Output every entry exactly as written, skipping any pictures.

====== GIVEN INFORMATION

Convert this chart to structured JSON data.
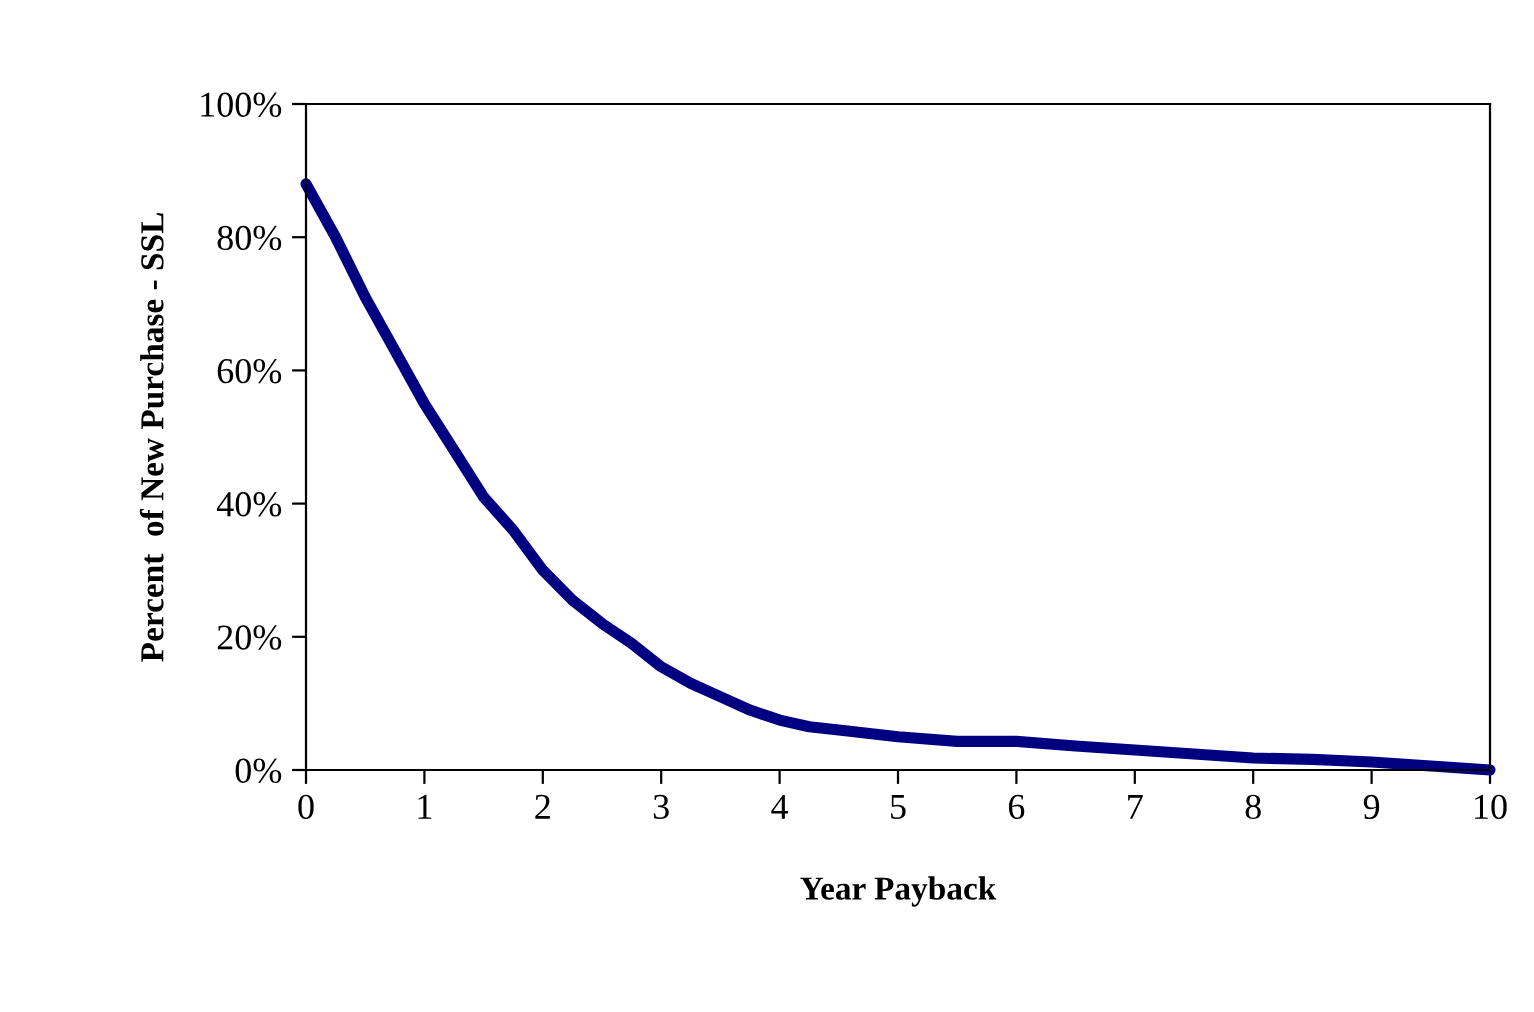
{
  "chart_data": {
    "type": "line",
    "xlabel": "Year Payback",
    "ylabel": "Percent  of New Purchase - SSL",
    "x": [
      0,
      0.25,
      0.5,
      0.75,
      1,
      1.25,
      1.5,
      1.75,
      2,
      2.25,
      2.5,
      2.75,
      3,
      3.25,
      3.5,
      3.75,
      4,
      4.25,
      4.5,
      5,
      5.5,
      6,
      6.5,
      7,
      7.5,
      8,
      8.5,
      9,
      9.5,
      10
    ],
    "series": [
      {
        "color": "#000080",
        "values": [
          88,
          80,
          71,
          63,
          55,
          48,
          41,
          36,
          30,
          25.5,
          22,
          19,
          15.5,
          13,
          11,
          9,
          7.5,
          6.5,
          6,
          5,
          4.3,
          4.3,
          3.6,
          3,
          2.4,
          1.8,
          1.6,
          1.2,
          0.6,
          0
        ]
      }
    ],
    "xlim": [
      0,
      10
    ],
    "xticks": [
      0,
      1,
      2,
      3,
      4,
      5,
      6,
      7,
      8,
      9,
      10
    ],
    "ylim": [
      0,
      100
    ],
    "yticks": [
      {
        "value": 0,
        "label": "0%"
      },
      {
        "value": 20,
        "label": "20%"
      },
      {
        "value": 40,
        "label": "40%"
      },
      {
        "value": 60,
        "label": "60%"
      },
      {
        "value": 80,
        "label": "80%"
      },
      {
        "value": 100,
        "label": "100%"
      }
    ],
    "grid": false,
    "legend": false,
    "marker": "none",
    "line_style": "solid"
  }
}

============

= COMPLETE ANSWER =
Convert this chart to structured JSON data.
{
  "chart_data": {
    "type": "line",
    "xlabel": "Year Payback",
    "ylabel": "Percent  of New Purchase - SSL",
    "x": [
      0,
      0.25,
      0.5,
      0.75,
      1,
      1.25,
      1.5,
      1.75,
      2,
      2.25,
      2.5,
      2.75,
      3,
      3.25,
      3.5,
      3.75,
      4,
      4.25,
      4.5,
      5,
      5.5,
      6,
      6.5,
      7,
      7.5,
      8,
      8.5,
      9,
      9.5,
      10
    ],
    "series": [
      {
        "color": "#000080",
        "values": [
          88,
          80,
          71,
          63,
          55,
          48,
          41,
          36,
          30,
          25.5,
          22,
          19,
          15.5,
          13,
          11,
          9,
          7.5,
          6.5,
          6,
          5,
          4.3,
          4.3,
          3.6,
          3,
          2.4,
          1.8,
          1.6,
          1.2,
          0.6,
          0
        ]
      }
    ],
    "xlim": [
      0,
      10
    ],
    "xticks": [
      0,
      1,
      2,
      3,
      4,
      5,
      6,
      7,
      8,
      9,
      10
    ],
    "ylim": [
      0,
      100
    ],
    "yticks": [
      {
        "value": 0,
        "label": "0%"
      },
      {
        "value": 20,
        "label": "20%"
      },
      {
        "value": 40,
        "label": "40%"
      },
      {
        "value": 60,
        "label": "60%"
      },
      {
        "value": 80,
        "label": "80%"
      },
      {
        "value": 100,
        "label": "100%"
      }
    ],
    "grid": false,
    "legend": false,
    "marker": "none",
    "line_style": "solid"
  }
}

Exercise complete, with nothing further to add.